In the entries below, find the lines that contain the word "dreamstime" and copy them.

RECORD EXCERPTS
····················
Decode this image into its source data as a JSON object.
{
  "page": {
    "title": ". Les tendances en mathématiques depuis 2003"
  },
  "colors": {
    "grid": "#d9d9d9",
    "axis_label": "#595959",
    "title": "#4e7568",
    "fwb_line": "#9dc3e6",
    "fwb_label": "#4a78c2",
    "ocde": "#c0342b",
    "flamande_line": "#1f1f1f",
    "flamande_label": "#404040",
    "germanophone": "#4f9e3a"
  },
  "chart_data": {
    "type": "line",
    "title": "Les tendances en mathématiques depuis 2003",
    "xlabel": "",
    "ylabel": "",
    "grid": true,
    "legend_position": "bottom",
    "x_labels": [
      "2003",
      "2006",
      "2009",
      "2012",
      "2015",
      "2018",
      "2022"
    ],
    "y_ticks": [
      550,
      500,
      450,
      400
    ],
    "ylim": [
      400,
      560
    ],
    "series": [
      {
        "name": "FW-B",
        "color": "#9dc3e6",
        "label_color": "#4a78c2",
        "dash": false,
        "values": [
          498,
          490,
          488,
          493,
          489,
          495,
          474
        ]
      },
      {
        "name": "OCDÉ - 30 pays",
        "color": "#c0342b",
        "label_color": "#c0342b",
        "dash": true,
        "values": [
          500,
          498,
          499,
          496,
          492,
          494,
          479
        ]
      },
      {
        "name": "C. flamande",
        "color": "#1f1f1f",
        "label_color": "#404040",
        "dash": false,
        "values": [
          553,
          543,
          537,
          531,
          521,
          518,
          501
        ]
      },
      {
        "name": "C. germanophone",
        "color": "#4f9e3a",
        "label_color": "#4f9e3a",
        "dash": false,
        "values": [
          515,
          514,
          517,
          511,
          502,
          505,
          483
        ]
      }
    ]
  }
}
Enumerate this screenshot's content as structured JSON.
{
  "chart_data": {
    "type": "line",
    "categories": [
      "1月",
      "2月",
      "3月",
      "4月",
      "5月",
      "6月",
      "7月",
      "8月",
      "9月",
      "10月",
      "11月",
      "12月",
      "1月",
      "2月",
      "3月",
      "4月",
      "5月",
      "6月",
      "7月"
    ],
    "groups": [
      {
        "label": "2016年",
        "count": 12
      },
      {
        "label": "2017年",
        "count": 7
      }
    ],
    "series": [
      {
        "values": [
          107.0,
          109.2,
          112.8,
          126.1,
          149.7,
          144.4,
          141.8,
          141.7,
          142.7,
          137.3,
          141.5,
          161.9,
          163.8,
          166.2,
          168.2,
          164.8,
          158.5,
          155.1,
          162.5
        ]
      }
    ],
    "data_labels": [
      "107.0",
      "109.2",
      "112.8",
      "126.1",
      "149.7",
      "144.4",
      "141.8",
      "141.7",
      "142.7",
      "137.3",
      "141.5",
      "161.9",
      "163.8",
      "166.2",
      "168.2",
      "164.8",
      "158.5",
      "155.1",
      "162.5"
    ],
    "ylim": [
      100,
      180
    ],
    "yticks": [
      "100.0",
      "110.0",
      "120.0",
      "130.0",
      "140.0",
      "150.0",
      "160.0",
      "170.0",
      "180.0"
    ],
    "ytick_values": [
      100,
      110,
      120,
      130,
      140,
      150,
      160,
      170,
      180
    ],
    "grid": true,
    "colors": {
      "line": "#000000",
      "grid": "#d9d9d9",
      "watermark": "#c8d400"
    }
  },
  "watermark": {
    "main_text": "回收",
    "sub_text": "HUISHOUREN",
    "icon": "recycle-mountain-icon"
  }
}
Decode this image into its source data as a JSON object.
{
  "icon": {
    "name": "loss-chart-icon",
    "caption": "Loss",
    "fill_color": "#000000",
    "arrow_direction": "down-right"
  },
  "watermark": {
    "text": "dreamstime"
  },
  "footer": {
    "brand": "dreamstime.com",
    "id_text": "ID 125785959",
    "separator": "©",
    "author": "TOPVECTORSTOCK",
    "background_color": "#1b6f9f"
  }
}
····················
ANSWER TO THE TASK
    "text": "dreamstime"
    "brand": "dreamstime.com",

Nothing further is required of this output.